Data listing

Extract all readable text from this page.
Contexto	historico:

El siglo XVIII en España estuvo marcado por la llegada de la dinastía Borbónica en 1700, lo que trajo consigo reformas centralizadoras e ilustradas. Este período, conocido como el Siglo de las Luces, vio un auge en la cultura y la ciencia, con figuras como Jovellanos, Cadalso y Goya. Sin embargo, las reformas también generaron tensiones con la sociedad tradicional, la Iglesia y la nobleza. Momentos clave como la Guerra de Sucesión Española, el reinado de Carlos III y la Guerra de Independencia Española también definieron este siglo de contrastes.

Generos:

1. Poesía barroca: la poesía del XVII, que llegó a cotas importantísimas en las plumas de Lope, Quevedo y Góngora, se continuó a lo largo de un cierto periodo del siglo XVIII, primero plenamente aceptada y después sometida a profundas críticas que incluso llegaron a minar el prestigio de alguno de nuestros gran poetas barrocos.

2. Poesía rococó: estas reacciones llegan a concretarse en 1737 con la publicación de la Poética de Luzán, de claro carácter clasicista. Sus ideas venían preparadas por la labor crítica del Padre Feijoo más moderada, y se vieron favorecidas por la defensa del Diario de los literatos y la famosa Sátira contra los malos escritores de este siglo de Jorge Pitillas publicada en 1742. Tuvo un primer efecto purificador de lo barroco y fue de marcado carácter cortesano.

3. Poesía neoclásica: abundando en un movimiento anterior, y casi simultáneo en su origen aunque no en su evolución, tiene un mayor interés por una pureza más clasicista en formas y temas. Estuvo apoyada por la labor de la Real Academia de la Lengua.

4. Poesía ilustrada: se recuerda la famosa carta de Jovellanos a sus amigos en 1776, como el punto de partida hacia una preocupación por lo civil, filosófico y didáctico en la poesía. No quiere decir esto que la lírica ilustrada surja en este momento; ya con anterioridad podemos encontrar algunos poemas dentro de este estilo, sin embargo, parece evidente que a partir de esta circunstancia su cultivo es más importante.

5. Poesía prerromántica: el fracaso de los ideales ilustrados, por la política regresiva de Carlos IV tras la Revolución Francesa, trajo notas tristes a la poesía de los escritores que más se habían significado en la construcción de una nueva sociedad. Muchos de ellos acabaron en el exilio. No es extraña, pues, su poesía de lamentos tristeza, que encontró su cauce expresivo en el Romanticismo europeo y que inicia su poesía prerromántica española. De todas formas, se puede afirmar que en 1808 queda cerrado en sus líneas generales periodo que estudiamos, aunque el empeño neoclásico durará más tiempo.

#### WHAT YOU ARE ASKED TO DO:
Output all of the data again, exactly.

#### RESULT FOR THIS EXERCISE:
Extract all readable text from this page.
Contexto	historico:

El siglo XVIII en España estuvo marcado por la llegada de la dinastía Borbónica en 1700, lo que trajo consigo reformas centralizadoras e ilustradas. Este período, conocido como el Siglo de las Luces, vio un auge en la cultura y la ciencia, con figuras como Jovellanos, Cadalso y Goya. Sin embargo, las reformas también generaron tensiones con la sociedad tradicional, la Iglesia y la nobleza. Momentos clave como la Guerra de Sucesión Española, el reinado de Carlos III y la Guerra de Independencia Española también definieron este siglo de contrastes.

Generos:

1. Poesía barroca: la poesía del XVII, que llegó a cotas importantísimas en las plumas de Lope, Quevedo y Góngora, se continuó a lo largo de un cierto periodo del siglo XVIII, primero plenamente aceptada y después sometida a profundas críticas que incluso llegaron a minar el prestigio de alguno de nuestros gran poetas barrocos.

2. Poesía rococó: estas reacciones llegan a concretarse en 1737 con la publicación de la Poética de Luzán, de claro carácter clasicista. Sus ideas venían preparadas por la labor crítica del Padre Feijoo más moderada, y se vieron favorecidas por la defensa del Diario de los literatos y la famosa Sátira contra los malos escritores de este siglo de Jorge Pitillas publicada en 1742. Tuvo un primer efecto purificador de lo barroco y fue de marcado carácter cortesano.

3. Poesía neoclásica: abundando en un movimiento anterior, y casi simultáneo en su origen aunque no en su evolución, tiene un mayor interés por una pureza más clasicista en formas y temas. Estuvo apoyada por la labor de la Real Academia de la Lengua.

4. Poesía ilustrada: se recuerda la famosa carta de Jovellanos a sus amigos en 1776, como el punto de partida hacia una preocupación por lo civil, filosófico y didáctico en la poesía. No quiere decir esto que la lírica ilustrada surja en este momento; ya con anterioridad podemos encontrar algunos poemas dentro de este estilo, sin embargo, parece evidente que a partir de esta circunstancia su cultivo es más importante.

5. Poesía prerromántica: el fracaso de los ideales ilustrados, por la política regresiva de Carlos IV tras la Revolución Francesa, trajo notas tristes a la poesía de los escritores que más se habían significado en la construcción de una nueva sociedad. Muchos de ellos acabaron en el exilio. No es extraña, pues, su poesía de lamentos tristeza, que encontró su cauce expresivo en el Romanticismo europeo y que inicia su poesía prerromántica española. De todas formas, se puede afirmar que en 1808 queda cerrado en sus líneas generales periodo que estudiamos, aunque el empeño neoclásico durará más tiempo.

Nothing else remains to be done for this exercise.